— START —
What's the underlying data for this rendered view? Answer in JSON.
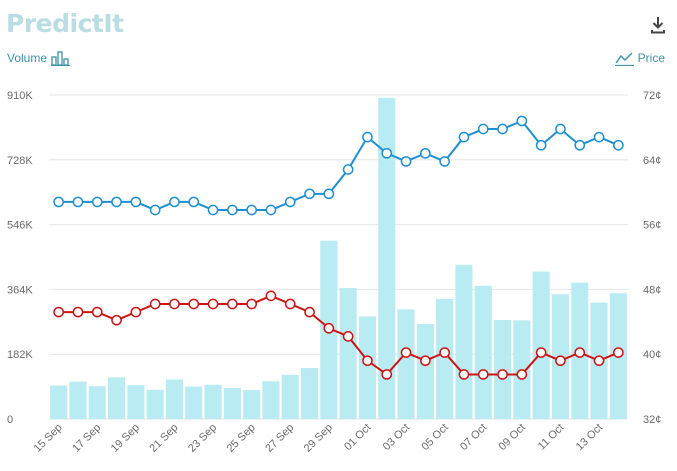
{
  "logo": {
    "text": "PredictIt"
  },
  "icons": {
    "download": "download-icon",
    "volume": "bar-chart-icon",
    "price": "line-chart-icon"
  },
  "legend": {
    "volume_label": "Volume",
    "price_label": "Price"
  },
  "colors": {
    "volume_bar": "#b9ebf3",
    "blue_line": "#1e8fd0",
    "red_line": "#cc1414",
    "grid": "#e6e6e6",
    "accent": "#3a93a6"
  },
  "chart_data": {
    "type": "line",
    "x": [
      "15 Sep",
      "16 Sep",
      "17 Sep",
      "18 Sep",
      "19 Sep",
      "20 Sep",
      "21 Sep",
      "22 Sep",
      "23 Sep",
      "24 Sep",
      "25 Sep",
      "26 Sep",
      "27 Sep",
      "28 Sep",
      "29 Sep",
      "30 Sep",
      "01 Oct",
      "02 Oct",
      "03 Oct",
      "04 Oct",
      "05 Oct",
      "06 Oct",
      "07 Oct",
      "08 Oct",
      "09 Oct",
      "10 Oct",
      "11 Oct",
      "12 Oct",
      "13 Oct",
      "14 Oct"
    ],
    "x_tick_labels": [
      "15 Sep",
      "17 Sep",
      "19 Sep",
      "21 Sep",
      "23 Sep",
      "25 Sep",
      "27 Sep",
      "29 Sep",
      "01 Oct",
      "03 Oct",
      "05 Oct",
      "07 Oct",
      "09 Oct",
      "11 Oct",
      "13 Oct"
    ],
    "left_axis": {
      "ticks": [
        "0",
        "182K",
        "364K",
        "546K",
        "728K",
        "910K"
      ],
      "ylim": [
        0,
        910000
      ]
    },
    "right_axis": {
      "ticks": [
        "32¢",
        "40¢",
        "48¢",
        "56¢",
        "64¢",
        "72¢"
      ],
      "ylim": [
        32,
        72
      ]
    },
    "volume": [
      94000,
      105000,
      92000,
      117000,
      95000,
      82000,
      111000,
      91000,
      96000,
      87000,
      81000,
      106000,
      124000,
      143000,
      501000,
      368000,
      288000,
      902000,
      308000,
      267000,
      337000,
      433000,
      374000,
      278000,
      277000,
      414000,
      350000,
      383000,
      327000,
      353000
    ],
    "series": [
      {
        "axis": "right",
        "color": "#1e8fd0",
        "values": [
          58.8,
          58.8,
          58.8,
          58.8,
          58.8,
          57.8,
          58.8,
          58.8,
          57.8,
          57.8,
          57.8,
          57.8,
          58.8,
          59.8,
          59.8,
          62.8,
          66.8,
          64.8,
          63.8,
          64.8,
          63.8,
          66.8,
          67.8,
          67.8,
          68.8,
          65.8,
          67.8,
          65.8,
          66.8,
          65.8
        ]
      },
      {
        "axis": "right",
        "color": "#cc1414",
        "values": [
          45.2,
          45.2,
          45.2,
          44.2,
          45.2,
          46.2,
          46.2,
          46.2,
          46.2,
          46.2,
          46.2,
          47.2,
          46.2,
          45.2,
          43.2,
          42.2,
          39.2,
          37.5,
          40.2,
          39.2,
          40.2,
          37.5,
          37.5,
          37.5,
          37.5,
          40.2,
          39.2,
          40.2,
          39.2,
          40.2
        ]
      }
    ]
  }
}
— END —
— START —
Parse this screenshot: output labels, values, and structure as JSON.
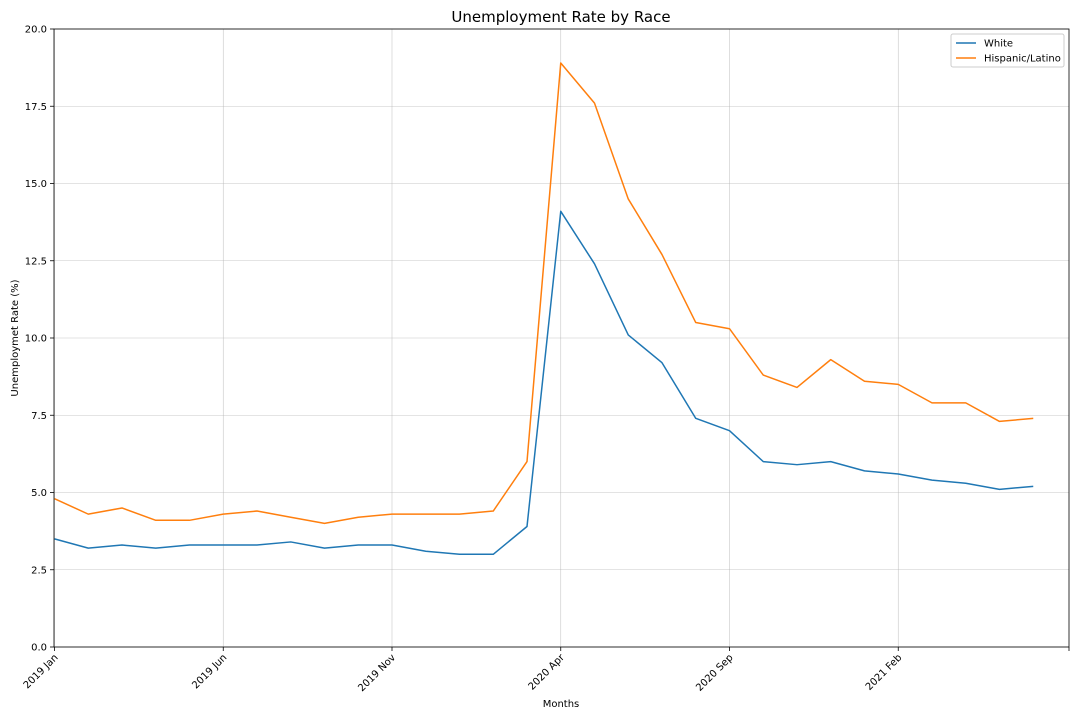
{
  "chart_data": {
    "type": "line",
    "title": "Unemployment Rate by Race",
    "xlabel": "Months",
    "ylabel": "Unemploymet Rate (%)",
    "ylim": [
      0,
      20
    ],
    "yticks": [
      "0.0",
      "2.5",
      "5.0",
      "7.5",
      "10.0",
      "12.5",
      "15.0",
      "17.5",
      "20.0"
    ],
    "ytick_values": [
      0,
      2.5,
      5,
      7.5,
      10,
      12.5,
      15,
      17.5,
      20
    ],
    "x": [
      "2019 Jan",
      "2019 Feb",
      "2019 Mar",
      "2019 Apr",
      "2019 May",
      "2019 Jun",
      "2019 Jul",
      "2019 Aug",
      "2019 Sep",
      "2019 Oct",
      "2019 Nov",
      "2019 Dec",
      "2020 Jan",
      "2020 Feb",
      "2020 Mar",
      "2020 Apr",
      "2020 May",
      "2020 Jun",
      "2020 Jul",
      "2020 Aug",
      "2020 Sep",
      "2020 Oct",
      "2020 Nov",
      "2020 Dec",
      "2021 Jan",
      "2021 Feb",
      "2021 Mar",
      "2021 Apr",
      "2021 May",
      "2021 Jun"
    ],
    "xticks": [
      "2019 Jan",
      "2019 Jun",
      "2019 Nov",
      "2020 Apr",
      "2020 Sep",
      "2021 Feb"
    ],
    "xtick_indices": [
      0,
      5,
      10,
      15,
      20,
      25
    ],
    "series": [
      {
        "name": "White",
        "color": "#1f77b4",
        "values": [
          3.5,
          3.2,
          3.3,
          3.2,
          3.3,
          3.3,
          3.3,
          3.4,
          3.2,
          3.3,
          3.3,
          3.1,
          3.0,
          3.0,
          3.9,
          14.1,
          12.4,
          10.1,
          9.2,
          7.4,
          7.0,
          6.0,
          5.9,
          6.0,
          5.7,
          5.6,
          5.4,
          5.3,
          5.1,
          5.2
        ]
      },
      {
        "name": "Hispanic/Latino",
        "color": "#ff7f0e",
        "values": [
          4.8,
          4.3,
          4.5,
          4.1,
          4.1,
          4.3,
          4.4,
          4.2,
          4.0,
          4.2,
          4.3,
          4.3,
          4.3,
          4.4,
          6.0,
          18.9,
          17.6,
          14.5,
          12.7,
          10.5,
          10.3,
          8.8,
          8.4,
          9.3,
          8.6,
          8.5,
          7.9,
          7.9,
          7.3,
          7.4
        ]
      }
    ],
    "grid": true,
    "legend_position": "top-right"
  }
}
— END —
→ Short exercise
Copy each line containing the word "this" from the data.

→ Solved problem
What's the underlying data for this rendered view? Answer in JSON.
Parse this screenshot: output labels, values, and structure as JSON.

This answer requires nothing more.